■ **OBJETIVO**
Copia del texto sobre las revoluciones todo lo que va desde "La historia de" hasta "deformable.", reemplazando "revoluciones" por "transformaciones".

■ **TEXTO DE LECTURA**
========
A
casi todo se acostumbra el ser humano. A lo largo de la
historia hemos asistido a cambios dramáticos y a la capacidad
de mujeres y hombres de adaptarse, de cabalgar esos cambios,
sufrirlos, aprovecharlos, incorporarlos a su propia
identidad.
La historia de la
humanidad ha sido precisamente esa construcción de cambios
políticos, culturales, tecnológicos, científicos y su impacto
en los seres humanos, en su vida material y espiritual. A
todos esos cambios, los hemos llamado generosamente
revoluciones. Y hemos contribuido a hacer del término y el
concepto un gigantesco chicle masticable, extensible y
deformable.
La revolución era
para mi generación, para sus partidarios y sus enemigos -
igualmente fervorosos - un cambio profundo y generalmente
violento, o casi siempre violento precisamente por la
profundidad de esos cambios, que se producía en una país para
sustituir un poder por otro poder, una tiranía, por otra cosa,
una forma de gobierno por otra diferente. A partir de allí,
había muchas y diversas formas de entender los contenidos de
una revolución.
========
■ **ENTRADAS DE DATOS**
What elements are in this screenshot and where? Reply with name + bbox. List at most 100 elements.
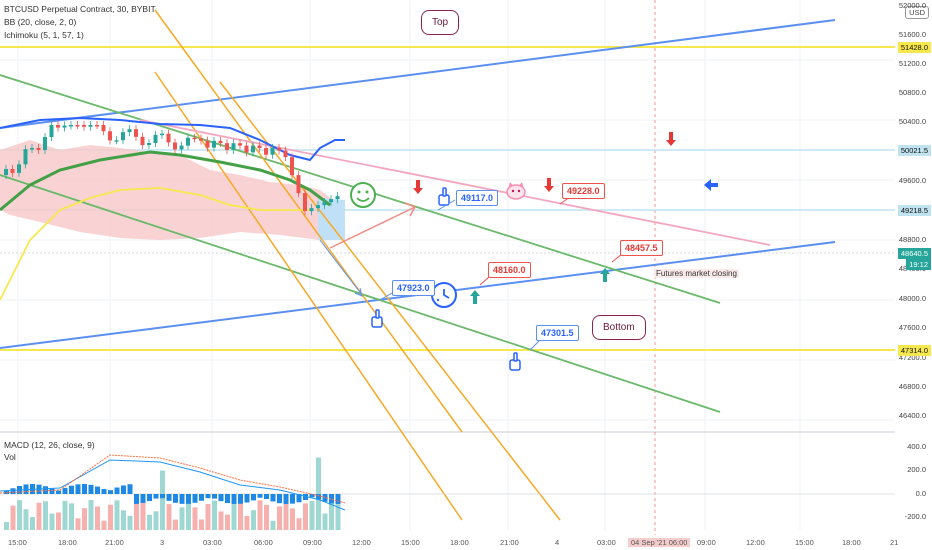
volume-bar <box>10 505 16 530</box>
macd-bar <box>290 494 295 504</box>
time-label: 15:00 <box>401 538 420 547</box>
candle <box>296 175 301 194</box>
volume-bar <box>296 518 302 530</box>
candle <box>192 137 197 140</box>
volume-bar <box>30 517 35 530</box>
candle <box>62 125 67 128</box>
macd-bar <box>264 494 269 500</box>
volume-bar <box>69 503 74 530</box>
arrow-down-icon <box>544 178 554 192</box>
callout-49228[interactable]: 49228.0 <box>562 183 605 199</box>
macd-bar <box>251 494 256 501</box>
volume-bar <box>257 500 263 530</box>
callout-48457[interactable]: 48457.5 <box>620 240 663 256</box>
time-label: 21:00 <box>500 538 519 547</box>
volume-bar <box>166 504 172 530</box>
time-label: 3 <box>160 538 165 547</box>
macd-bar <box>296 494 302 503</box>
candle <box>264 148 268 155</box>
ichimoku-legend[interactable]: Ichimoku (5, 1, 57, 1) <box>4 30 84 40</box>
orange-channel-3 <box>219 81 561 521</box>
macd-bar <box>101 489 107 494</box>
arrow-down-icon <box>413 180 423 194</box>
macd-legend[interactable]: MACD (12, 26, close, 9) <box>4 440 95 450</box>
pink-trendline <box>139 119 771 246</box>
callout-49117[interactable]: 49117.0 <box>456 190 499 206</box>
currency-badge[interactable]: USD <box>905 6 929 19</box>
volume-bar <box>329 501 334 530</box>
volume-bar <box>244 515 250 530</box>
volume-bar <box>335 502 341 530</box>
arrow-down-icon <box>666 132 676 146</box>
macd-bar <box>316 494 321 500</box>
macd-bar <box>186 494 191 504</box>
candle <box>225 143 229 150</box>
time-label: 09:00 <box>303 538 322 547</box>
macd-bar <box>322 494 328 502</box>
vol-legend[interactable]: Vol <box>4 452 16 462</box>
callout-48160[interactable]: 48160.0 <box>488 262 531 278</box>
candle <box>147 143 151 146</box>
bottom-bubble[interactable]: Bottom <box>592 315 646 340</box>
price-label: 50800.0 <box>898 88 926 97</box>
candle <box>166 133 171 143</box>
macd-bar <box>95 486 100 494</box>
price-label: 48000.0 <box>898 294 926 303</box>
clock-face-icon <box>431 282 457 308</box>
arrow-up-icon <box>600 268 610 282</box>
volume-bar <box>153 511 159 530</box>
time-label: 15:00 <box>8 538 27 547</box>
candle <box>238 143 242 146</box>
macd-bar <box>179 494 185 504</box>
macd-bar <box>283 494 289 504</box>
volume-bar <box>225 514 230 530</box>
macd-bar <box>62 487 68 494</box>
macd-bar <box>49 488 55 494</box>
candle <box>17 164 21 173</box>
macd-bar <box>277 494 282 504</box>
arrow-left-icon <box>704 179 718 191</box>
price-axis[interactable]: USD 52000.0 51600.0 51200.0 50800.0 5040… <box>894 0 932 550</box>
macd-bar <box>335 494 341 504</box>
candle <box>335 196 340 200</box>
macd-bar <box>212 494 217 499</box>
smiley-face-icon <box>350 182 376 208</box>
callout-47923[interactable]: 47923.0 <box>392 280 435 296</box>
volume-bar <box>192 507 198 530</box>
macd-bar <box>329 494 334 504</box>
countdown-tag: 19:12 <box>906 259 931 270</box>
level-tag: 49218.5 <box>897 205 931 216</box>
level-tag: 50021.5 <box>897 145 931 156</box>
candle <box>82 125 86 127</box>
price-label: 49600.0 <box>898 176 926 185</box>
candle <box>121 132 125 141</box>
candle <box>114 140 119 142</box>
volume-bar <box>134 502 139 530</box>
volume-bar <box>186 500 191 530</box>
macd-bar <box>192 494 198 503</box>
price-label: 46400.0 <box>898 411 926 420</box>
volume-bar <box>95 506 100 530</box>
callout-47301[interactable]: 47301.5 <box>536 325 579 341</box>
candle <box>30 148 34 150</box>
macd-bar <box>82 484 87 494</box>
volume-bar <box>251 510 256 530</box>
candle <box>322 202 327 206</box>
bb-legend[interactable]: BB (20, close, 2, 0) <box>4 17 77 27</box>
price-label: 51600.0 <box>898 30 926 39</box>
macd-bar <box>153 494 159 499</box>
volume-bar <box>17 500 22 530</box>
symbol-legend[interactable]: BTCUSD Perpetual Contract, 30, BYBIT <box>4 4 156 14</box>
candle <box>212 140 216 148</box>
top-bubble[interactable]: Top <box>421 10 460 35</box>
pointing-hand-icon <box>371 309 383 328</box>
candle <box>101 125 106 132</box>
macd-bar <box>218 494 224 502</box>
signal-line <box>0 454 346 504</box>
macd-bar <box>270 494 276 502</box>
price-label: 48800.0 <box>898 235 926 244</box>
macd-bar <box>173 494 178 503</box>
candle <box>160 133 164 136</box>
pointing-hand-icon <box>438 187 450 206</box>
========
■ **RESPUESTA**
La historia de la
humanidad ha sido precisamente esa construcción de cambios
políticos, culturales, tecnológicos, científicos y su impacto
en los seres humanos, en su vida material y espiritual. A
todos esos cambios, los hemos llamado generosamente
transformaciones. Y hemos contribuido a hacer del término y el
concepto un gigantesco chicle masticable, extensible y
deformable.